-- Start Extract --
# Typo on Visa Application Form



## KiwiBee (Jul 30, 2014)

This is going to sound really dumb, but I misspelt my mother's middle name on my visa application form. The form is for an ancestry visa and it has already been confirmed and submitted. My appointment is Friday.

How can I correct the mistake? It is a small typo, there is just a letter missing at the end).

I have already printed the form off.

Thank you!


----------



## Joppa (Sep 7, 2009)

Make a manual correction on the printed-out form and attach a note pointing it out.


----------



## Katrine6 (Aug 7, 2014)

Joppa said:


> Make a manual correction on the printed-out form and attach a note pointing it out.


How this is useful?


----------



## WestCoastCanadianGirl (Mar 17, 2012)

Katrine6 said:


> How this is useful?


The ECO will be looking at the paper application, so any corrections required will be seen and noted. 

When I applied for my fiancée visa, I made a grievous error and forgot an entire line of my then fiancé's home address in one of the two sections that ask for it. It was completed correctly in the first part of the application but not in the second part. When I went over the print out before sending it in with my biometrics, I noticed the error and had a mini freak out. After calming down, I hand wrote in the missing information and put my initials beside the handwritten information so that the ECO would be aware that I am aware of the fact that something has been hand written in on the application.

The online submission aspect application is more for record keeping purposes - i.e. the date and time that application was submitted and paid for etc. will have been recorded for specific time limit matters (get biometrics completed and submitted) and other issues that require an exact time stamp record of submission on the application for events like a significant rule change [think the July 9, 2012 policy overhaul] or the stale dating of pay slips and bank statements etc [28 day rule]. With the timestamp in place, the Home Office will know on which side of the change the application was lodged and adjudicate the application appropriately... let's say that you had successfully lodged your application on July 8, 2012 (before the rule change) and met all of the requirements that were in place on July 8 but your application wasn't looked at until August 15, you would definitely want the ECO to look at your application under the July 8 rules instead of the current rules that are in place... the only way to prove that you got in for July 8 would be the the timestamp on your application, and that's what submitting it electronically does for you.


----------



## Katrine6 (Aug 7, 2014)

WestCoastCanadianGirl said:


> The ECO will be looking at the paper application, so any corrections required will be seen and noted.
-- End Extract --
-- Start Data section --
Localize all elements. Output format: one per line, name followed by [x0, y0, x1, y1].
-- End Data section --
Answer these about the visa form thread, one line each:
(a) What type of visa was KiwiBee applying for?
(b) What did WestCoastCanadianGirl write beside the handwritten information on the fiancée visa application?
(c) What rule is named in brackets in connection with the stale dating of pay slips and bank statements?

# [Problem solution]
(a) An ancestry visa.
(b) Initials.
(c) The 28 day rule.